### Aim
Return the listing below exactly, with the pictures dropped.

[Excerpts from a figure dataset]

>> Start

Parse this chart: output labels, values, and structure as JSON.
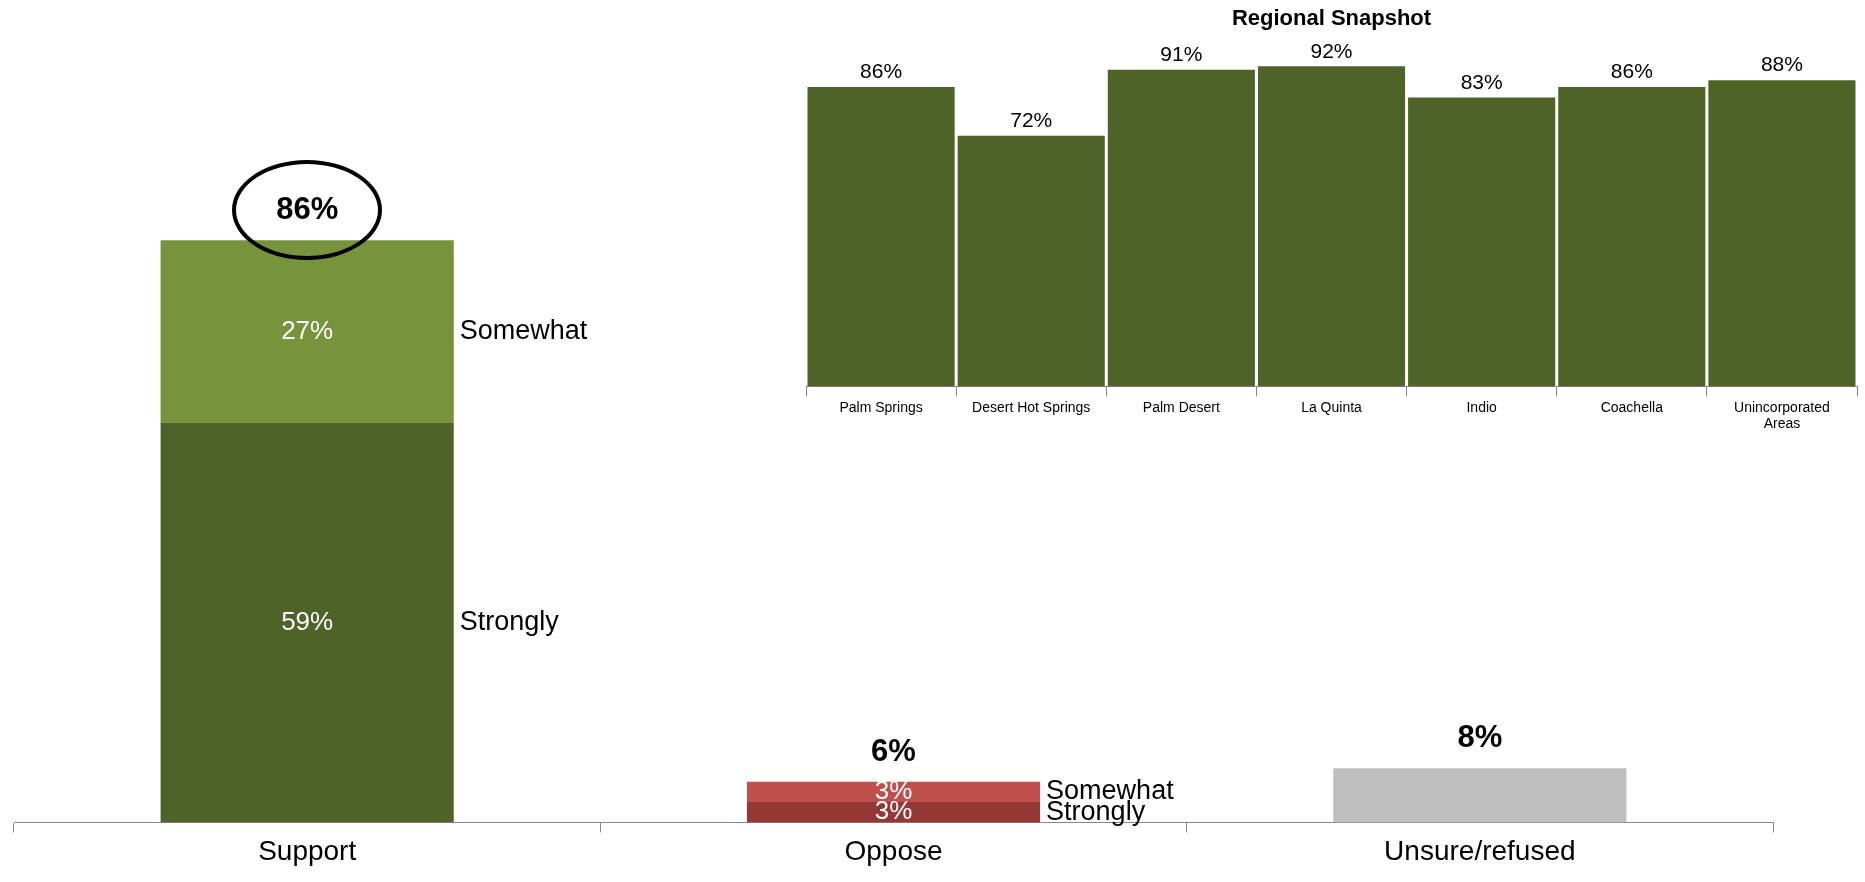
{
  "chart_data": [
    {
      "type": "bar",
      "stacked": true,
      "categories": [
        "Support",
        "Oppose",
        "Unsure/refused"
      ],
      "series": [
        {
          "name": "Strongly",
          "colors": [
            "#4f6228",
            "#953735",
            null
          ],
          "values": [
            59,
            3,
            null
          ],
          "value_labels": [
            "59%",
            "3%",
            null
          ]
        },
        {
          "name": "Somewhat",
          "colors": [
            "#77933c",
            "#c0504d",
            null
          ],
          "values": [
            27,
            3,
            null
          ],
          "value_labels": [
            "27%",
            "3%",
            null
          ]
        },
        {
          "colors": [
            null,
            null,
            "#bfbfbf"
          ],
          "values": [
            null,
            null,
            8
          ]
        }
      ],
      "totals": [
        "86%",
        "6%",
        "8%"
      ],
      "legend": false,
      "grid": false,
      "tick_labels": "x"
    },
    {
      "type": "bar",
      "title": "Regional Snapshot",
      "categories": [
        "Palm Springs",
        "Desert Hot Springs",
        "Palm Desert",
        "La Quinta",
        "Indio",
        "Coachella",
        "Unincorporated Areas"
      ],
      "values": [
        86,
        72,
        91,
        92,
        83,
        86,
        88
      ],
      "value_labels": [
        "86%",
        "72%",
        "91%",
        "92%",
        "83%",
        "86%",
        "88%"
      ],
      "color": "#4f6228",
      "legend": false,
      "grid": false,
      "tick_labels": "x"
    }
  ]
}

>> End

### Task answer
Parse this chart: output labels, values, and structure as JSON.
{
  "chart_data": [
    {
      "type": "bar",
      "stacked": true,
      "categories": [
        "Support",
        "Oppose",
        "Unsure/refused"
      ],
      "series": [
        {
          "name": "Strongly",
          "colors": [
            "#4f6228",
            "#953735",
            null
          ],
          "values": [
            59,
            3,
            null
          ],
          "value_labels": [
            "59%",
            "3%",
            null
          ]
        },
        {
          "name": "Somewhat",
          "colors": [
            "#77933c",
            "#c0504d",
            null
          ],
          "values": [
            27,
            3,
            null
          ],
          "value_labels": [
            "27%",
            "3%",
            null
          ]
        },
        {
          "colors": [
            null,
            null,
            "#bfbfbf"
          ],
          "values": [
            null,
            null,
            8
          ]
        }
      ],
      "totals": [
        "86%",
        "6%",
        "8%"
      ],
      "legend": false,
      "grid": false,
      "tick_labels": "x"
    },
    {
      "type": "bar",
      "title": "Regional Snapshot",
      "categories": [
        "Palm Springs",
        "Desert Hot Springs",
        "Palm Desert",
        "La Quinta",
        "Indio",
        "Coachella",
        "Unincorporated Areas"
      ],
      "values": [
        86,
        72,
        91,
        92,
        83,
        86,
        88
      ],
      "value_labels": [
        "86%",
        "72%",
        "91%",
        "92%",
        "83%",
        "86%",
        "88%"
      ],
      "color": "#4f6228",
      "legend": false,
      "grid": false,
      "tick_labels": "x"
    }
  ]
}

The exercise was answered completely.